■ STATED TASK
Using the material below, copy every line where "files" appears.

--- start of INFORMATION GIVEN ---

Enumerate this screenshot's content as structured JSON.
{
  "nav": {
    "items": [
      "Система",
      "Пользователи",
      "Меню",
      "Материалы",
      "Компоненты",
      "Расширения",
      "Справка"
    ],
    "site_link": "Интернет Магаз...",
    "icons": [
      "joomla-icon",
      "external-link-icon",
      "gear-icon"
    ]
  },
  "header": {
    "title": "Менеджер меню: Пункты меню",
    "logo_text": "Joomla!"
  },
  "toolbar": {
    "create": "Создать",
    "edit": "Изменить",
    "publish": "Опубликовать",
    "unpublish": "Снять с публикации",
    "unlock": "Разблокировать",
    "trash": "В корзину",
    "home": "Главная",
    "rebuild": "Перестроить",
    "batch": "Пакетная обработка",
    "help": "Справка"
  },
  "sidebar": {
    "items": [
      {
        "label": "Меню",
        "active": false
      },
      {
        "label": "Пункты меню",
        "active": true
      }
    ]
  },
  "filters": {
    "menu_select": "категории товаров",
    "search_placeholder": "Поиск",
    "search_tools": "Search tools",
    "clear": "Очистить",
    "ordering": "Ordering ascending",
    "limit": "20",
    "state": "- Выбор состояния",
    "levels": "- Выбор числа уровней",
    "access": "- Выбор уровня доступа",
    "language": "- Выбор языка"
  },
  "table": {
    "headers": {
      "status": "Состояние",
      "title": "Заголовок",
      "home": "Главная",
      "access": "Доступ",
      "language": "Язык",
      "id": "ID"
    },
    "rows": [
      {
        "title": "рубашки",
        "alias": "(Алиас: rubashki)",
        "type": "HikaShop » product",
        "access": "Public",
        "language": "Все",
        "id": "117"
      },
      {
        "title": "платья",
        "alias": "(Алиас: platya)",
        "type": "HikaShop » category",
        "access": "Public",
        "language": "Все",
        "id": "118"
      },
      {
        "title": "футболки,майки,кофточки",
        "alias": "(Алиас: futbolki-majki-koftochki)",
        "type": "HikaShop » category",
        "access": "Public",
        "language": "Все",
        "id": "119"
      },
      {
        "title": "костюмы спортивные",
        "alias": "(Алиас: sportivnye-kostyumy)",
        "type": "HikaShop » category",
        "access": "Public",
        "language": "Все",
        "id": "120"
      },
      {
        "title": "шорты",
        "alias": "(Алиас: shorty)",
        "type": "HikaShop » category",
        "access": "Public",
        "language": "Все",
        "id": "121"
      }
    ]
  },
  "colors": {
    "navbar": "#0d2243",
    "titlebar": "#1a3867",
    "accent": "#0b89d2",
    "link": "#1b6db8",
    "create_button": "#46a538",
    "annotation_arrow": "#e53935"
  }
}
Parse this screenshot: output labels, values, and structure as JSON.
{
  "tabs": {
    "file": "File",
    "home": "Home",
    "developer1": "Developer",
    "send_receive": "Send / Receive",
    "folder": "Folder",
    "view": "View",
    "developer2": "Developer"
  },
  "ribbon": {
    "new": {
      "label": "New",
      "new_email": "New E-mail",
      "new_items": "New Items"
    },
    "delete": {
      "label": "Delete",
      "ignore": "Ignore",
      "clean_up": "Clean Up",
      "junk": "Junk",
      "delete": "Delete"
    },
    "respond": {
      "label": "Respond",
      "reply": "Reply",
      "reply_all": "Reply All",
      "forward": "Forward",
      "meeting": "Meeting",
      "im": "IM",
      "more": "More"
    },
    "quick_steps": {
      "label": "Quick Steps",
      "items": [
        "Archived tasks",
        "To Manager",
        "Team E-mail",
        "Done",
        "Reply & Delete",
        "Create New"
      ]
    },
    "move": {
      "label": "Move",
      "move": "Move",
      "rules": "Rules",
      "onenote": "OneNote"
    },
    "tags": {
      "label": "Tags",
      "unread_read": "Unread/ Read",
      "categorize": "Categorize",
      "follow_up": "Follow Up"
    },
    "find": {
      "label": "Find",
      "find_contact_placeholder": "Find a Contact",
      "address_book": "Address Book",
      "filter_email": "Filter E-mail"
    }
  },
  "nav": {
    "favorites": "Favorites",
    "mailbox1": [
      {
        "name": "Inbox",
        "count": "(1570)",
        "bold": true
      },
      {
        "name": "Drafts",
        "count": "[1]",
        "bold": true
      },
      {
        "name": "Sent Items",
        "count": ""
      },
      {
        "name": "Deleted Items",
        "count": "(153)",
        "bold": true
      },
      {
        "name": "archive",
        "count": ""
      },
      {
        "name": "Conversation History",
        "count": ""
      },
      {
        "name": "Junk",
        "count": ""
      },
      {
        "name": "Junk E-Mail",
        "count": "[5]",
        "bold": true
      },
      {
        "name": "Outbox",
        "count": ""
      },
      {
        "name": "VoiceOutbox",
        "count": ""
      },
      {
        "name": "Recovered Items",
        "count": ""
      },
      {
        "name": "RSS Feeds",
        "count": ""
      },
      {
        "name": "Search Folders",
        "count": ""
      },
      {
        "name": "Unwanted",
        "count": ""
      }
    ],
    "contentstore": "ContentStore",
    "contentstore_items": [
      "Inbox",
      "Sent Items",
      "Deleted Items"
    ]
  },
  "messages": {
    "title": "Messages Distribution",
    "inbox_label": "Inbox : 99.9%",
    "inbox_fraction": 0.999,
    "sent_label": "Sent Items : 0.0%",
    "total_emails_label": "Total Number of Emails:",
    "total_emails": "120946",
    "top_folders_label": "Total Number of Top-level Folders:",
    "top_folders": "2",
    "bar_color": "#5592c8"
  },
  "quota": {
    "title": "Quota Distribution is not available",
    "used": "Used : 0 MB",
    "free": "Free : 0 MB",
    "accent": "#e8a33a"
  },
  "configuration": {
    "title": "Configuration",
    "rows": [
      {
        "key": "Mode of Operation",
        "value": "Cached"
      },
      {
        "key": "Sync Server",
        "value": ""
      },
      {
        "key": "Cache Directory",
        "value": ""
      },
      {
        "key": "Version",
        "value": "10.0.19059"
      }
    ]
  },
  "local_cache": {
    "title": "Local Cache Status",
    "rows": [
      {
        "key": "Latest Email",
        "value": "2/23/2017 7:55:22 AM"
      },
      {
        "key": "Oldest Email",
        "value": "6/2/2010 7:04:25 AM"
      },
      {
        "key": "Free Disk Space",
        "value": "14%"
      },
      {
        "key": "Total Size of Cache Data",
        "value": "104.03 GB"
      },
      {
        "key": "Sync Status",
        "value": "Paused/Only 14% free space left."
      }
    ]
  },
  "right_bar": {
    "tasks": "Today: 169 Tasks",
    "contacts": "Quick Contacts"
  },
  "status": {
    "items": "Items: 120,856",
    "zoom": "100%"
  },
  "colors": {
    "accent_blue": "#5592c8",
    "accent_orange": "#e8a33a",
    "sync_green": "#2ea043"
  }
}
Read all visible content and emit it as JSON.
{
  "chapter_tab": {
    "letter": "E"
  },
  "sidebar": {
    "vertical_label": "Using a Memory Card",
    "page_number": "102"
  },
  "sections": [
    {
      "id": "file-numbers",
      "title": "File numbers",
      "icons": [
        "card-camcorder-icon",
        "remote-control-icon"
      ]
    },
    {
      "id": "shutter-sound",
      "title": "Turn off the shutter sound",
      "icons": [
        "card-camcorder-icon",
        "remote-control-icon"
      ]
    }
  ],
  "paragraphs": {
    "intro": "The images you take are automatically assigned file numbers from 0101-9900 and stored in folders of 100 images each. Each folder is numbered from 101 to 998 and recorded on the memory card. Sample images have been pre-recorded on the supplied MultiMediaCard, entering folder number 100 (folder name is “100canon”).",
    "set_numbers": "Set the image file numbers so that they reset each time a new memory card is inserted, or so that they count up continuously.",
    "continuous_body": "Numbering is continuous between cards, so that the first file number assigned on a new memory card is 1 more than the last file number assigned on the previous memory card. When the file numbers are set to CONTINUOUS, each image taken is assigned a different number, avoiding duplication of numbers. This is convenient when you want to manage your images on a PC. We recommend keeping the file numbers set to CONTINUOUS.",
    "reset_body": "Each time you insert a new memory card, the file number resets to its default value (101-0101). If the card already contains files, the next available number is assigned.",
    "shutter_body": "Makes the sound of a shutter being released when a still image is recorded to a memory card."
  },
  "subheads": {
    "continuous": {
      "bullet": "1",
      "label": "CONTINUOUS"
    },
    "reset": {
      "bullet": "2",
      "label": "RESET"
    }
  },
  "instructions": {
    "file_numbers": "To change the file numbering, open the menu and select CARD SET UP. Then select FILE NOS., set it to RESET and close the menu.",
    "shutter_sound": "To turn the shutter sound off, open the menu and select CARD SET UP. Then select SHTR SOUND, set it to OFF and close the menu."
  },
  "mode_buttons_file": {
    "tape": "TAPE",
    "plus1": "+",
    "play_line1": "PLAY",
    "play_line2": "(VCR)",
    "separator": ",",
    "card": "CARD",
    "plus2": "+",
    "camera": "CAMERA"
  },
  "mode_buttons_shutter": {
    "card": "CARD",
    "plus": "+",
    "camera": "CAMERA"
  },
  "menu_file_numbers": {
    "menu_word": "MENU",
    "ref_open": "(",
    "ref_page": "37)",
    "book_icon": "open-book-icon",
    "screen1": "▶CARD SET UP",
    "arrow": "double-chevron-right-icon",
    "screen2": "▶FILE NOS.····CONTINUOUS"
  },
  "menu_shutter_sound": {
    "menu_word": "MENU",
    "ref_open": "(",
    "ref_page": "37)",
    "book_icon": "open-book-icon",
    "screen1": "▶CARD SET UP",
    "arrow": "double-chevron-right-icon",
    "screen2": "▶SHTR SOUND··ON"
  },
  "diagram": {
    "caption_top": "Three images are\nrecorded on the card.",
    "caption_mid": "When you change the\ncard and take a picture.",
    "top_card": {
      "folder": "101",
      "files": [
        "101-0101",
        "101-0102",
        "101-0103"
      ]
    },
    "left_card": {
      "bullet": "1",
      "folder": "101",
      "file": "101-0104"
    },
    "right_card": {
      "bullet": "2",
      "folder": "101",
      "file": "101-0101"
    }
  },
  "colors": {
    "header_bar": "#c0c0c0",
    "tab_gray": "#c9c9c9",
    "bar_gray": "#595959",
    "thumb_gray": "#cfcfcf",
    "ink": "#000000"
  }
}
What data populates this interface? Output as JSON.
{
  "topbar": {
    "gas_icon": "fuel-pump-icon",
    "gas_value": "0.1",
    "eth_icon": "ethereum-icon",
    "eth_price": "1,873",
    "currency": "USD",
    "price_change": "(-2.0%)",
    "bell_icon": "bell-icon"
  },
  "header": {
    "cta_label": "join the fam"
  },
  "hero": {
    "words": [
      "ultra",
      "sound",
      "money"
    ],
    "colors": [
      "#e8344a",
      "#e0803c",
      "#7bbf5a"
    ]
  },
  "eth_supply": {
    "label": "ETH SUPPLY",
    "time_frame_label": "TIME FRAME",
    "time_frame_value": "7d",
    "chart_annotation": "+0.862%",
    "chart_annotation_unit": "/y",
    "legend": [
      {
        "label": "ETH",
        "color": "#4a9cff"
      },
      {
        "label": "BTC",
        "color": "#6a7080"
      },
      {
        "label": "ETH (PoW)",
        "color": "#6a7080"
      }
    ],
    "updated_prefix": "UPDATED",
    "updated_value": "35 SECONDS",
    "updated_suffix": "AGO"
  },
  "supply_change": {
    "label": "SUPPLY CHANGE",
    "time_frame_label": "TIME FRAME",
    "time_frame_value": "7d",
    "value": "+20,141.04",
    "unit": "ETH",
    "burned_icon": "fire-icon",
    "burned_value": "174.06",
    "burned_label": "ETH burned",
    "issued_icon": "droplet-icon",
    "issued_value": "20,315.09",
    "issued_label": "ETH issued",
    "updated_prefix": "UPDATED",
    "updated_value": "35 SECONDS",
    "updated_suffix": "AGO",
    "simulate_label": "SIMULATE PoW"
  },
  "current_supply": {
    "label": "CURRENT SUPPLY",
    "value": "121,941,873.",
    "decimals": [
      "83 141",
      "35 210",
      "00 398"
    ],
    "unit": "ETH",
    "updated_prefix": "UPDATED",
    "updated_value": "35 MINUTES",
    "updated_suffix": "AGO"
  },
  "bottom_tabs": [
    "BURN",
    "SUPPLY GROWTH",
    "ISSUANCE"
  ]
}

--- end of INFORMATION GIVEN ---

■ THE SOLUTION
    "reset_body": "Each time you insert a new memory card, the file number resets to its default value (101-0101). If the card already contains files, the next available number is assigned.",
      "files": [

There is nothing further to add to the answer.